To do: Write out each line exactly as it stands, please.

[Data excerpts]

###

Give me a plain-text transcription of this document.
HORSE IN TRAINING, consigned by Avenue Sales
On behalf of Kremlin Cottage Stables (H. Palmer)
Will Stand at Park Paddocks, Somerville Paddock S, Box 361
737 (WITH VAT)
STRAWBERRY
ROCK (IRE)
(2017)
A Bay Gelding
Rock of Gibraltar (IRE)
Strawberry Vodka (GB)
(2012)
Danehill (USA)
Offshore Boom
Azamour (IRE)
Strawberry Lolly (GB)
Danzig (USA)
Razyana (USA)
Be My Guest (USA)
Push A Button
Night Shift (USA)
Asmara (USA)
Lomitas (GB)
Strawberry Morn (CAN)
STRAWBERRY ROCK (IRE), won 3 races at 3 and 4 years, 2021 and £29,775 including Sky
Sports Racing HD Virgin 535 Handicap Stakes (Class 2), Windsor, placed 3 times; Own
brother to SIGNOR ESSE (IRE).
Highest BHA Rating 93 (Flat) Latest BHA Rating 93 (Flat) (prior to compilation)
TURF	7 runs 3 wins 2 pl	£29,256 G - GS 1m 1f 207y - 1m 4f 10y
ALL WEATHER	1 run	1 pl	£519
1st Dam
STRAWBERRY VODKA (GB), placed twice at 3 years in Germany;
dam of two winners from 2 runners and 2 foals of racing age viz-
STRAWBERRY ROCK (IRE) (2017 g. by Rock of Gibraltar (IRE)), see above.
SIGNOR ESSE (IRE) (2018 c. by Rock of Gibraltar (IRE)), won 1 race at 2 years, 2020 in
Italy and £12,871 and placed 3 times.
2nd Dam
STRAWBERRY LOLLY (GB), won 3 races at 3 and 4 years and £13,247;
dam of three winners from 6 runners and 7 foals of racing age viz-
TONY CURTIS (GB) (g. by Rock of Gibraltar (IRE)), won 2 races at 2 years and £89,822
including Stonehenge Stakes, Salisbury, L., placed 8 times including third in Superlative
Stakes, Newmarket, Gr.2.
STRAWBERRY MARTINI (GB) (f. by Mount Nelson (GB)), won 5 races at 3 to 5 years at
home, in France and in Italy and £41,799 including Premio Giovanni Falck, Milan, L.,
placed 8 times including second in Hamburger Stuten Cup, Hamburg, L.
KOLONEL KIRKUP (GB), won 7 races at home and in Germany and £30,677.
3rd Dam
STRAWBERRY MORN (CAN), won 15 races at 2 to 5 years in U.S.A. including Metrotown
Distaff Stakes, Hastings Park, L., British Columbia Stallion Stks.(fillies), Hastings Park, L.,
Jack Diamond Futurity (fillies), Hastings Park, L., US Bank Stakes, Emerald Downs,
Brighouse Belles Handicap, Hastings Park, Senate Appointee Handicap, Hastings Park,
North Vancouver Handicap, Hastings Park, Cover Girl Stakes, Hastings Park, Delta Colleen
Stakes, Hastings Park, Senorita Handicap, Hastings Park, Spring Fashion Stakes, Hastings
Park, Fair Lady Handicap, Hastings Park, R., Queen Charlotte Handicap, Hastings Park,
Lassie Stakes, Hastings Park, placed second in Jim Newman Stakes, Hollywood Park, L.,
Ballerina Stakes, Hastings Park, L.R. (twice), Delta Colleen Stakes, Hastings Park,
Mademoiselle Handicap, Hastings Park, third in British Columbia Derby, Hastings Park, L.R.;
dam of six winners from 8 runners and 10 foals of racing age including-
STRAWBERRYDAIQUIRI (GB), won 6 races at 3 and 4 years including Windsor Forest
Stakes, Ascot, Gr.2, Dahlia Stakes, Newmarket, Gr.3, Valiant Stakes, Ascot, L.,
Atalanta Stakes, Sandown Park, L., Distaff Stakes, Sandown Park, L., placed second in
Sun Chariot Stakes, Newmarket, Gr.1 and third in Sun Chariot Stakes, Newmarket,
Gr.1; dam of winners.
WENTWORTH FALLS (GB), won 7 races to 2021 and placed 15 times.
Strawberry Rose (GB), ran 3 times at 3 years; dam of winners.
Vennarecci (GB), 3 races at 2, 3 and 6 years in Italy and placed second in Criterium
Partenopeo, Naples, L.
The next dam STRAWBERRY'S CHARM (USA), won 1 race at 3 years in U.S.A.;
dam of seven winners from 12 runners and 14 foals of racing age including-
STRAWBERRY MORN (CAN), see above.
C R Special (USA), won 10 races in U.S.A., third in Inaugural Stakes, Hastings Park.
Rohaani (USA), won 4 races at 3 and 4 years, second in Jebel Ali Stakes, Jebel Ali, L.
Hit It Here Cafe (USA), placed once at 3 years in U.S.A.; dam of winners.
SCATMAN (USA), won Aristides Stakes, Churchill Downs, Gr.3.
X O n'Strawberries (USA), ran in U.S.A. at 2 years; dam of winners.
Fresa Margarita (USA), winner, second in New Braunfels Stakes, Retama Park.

###

Expected answer:
Give me a plain-text transcription of this document.
HORSE IN TRAINING, consigned by Avenue Sales
On behalf of Kremlin Cottage Stables (H. Palmer)
Will Stand at Park Paddocks, Somerville Paddock S, Box 361
737 (WITH VAT)
STRAWBERRY
ROCK (IRE)
(2017)
A Bay Gelding
Rock of Gibraltar (IRE)
Strawberry Vodka (GB)
(2012)
Danehill (USA)
Offshore Boom
Azamour (IRE)
Strawberry Lolly (GB)
Danzig (USA)
Razyana (USA)
Be My Guest (USA)
Push A Button
Night Shift (USA)
Asmara (USA)
Lomitas (GB)
Strawberry Morn (CAN)
STRAWBERRY ROCK (IRE), won 3 races at 3 and 4 years, 2021 and £29,775 including Sky
Sports Racing HD Virgin 535 Handicap Stakes (Class 2), Windsor, placed 3 times; Own
brother to SIGNOR ESSE (IRE).
Highest BHA Rating 93 (Flat) Latest BHA Rating 93 (Flat) (prior to compilation)
TURF	7 runs 3 wins 2 pl	£29,256 G - GS 1m 1f 207y - 1m 4f 10y
ALL WEATHER	1 run	1 pl	£519
1st Dam
STRAWBERRY VODKA (GB), placed twice at 3 years in Germany;
dam of two winners from 2 runners and 2 foals of racing age viz-
STRAWBERRY ROCK (IRE) (2017 g. by Rock of Gibraltar (IRE)), see above.
SIGNOR ESSE (IRE) (2018 c. by Rock of Gibraltar (IRE)), won 1 race at 2 years, 2020 in
Italy and £12,871 and placed 3 times.
2nd Dam
STRAWBERRY LOLLY (GB), won 3 races at 3 and 4 years and £13,247;
dam of three winners from 6 runners and 7 foals of racing age viz-
TONY CURTIS (GB) (g. by Rock of Gibraltar (IRE)), won 2 races at 2 years and £89,822
including Stonehenge Stakes, Salisbury, L., placed 8 times including third in Superlative
Stakes, Newmarket, Gr.2.
STRAWBERRY MARTINI (GB) (f. by Mount Nelson (GB)), won 5 races at 3 to 5 years at
home, in France and in Italy and £41,799 including Premio Giovanni Falck, Milan, L.,
placed 8 times including second in Hamburger Stuten Cup, Hamburg, L.
KOLONEL KIRKUP (GB), won 7 races at home and in Germany and £30,677.
3rd Dam
STRAWBERRY MORN (CAN), won 15 races at 2 to 5 years in U.S.A. including Metrotown
Distaff Stakes, Hastings Park, L., British Columbia Stallion Stks.(fillies), Hastings Park, L.,
Jack Diamond Futurity (fillies), Hastings Park, L., US Bank Stakes, Emerald Downs,
Brighouse Belles Handicap, Hastings Park, Senate Appointee Handicap, Hastings Park,
North Vancouver Handicap, Hastings Park, Cover Girl Stakes, Hastings Park, Delta Colleen
Stakes, Hastings Park, Senorita Handicap, Hastings Park, Spring Fashion Stakes, Hastings
Park, Fair Lady Handicap, Hastings Park, R., Queen Charlotte Handicap, Hastings Park,
Lassie Stakes, Hastings Park, placed second in Jim Newman Stakes, Hollywood Park, L.,
Ballerina Stakes, Hastings Park, L.R. (twice), Delta Colleen Stakes, Hastings Park,
Mademoiselle Handicap, Hastings Park, third in British Columbia Derby, Hastings Park, L.R.;
dam of six winners from 8 runners and 10 foals of racing age including-
STRAWBERRYDAIQUIRI (GB), won 6 races at 3 and 4 years including Windsor Forest
Stakes, Ascot, Gr.2, Dahlia Stakes, Newmarket, Gr.3, Valiant Stakes, Ascot, L.,
Atalanta Stakes, Sandown Park, L., Distaff Stakes, Sandown Park, L., placed second in
Sun Chariot Stakes, Newmarket, Gr.1 and third in Sun Chariot Stakes, Newmarket,
Gr.1; dam of winners.
WENTWORTH FALLS (GB), won 7 races to 2021 and placed 15 times.
Strawberry Rose (GB), ran 3 times at 3 years; dam of winners.
Vennarecci (GB), 3 races at 2, 3 and 6 years in Italy and placed second in Criterium
Partenopeo, Naples, L.
The next dam STRAWBERRY'S CHARM (USA), won 1 race at 3 years in U.S.A.;
dam of seven winners from 12 runners and 14 foals of racing age including-
STRAWBERRY MORN (CAN), see above.
C R Special (USA), won 10 races in U.S.A., third in Inaugural Stakes, Hastings Park.
Rohaani (USA), won 4 races at 3 and 4 years, second in Jebel Ali Stakes, Jebel Ali, L.
Hit It Here Cafe (USA), placed once at 3 years in U.S.A.; dam of winners.
SCATMAN (USA), won Aristides Stakes, Churchill Downs, Gr.3.
X O n'Strawberries (USA), ran in U.S.A. at 2 years; dam of winners.
Fresa Margarita (USA), winner, second in New Braunfels Stakes, Retama Park.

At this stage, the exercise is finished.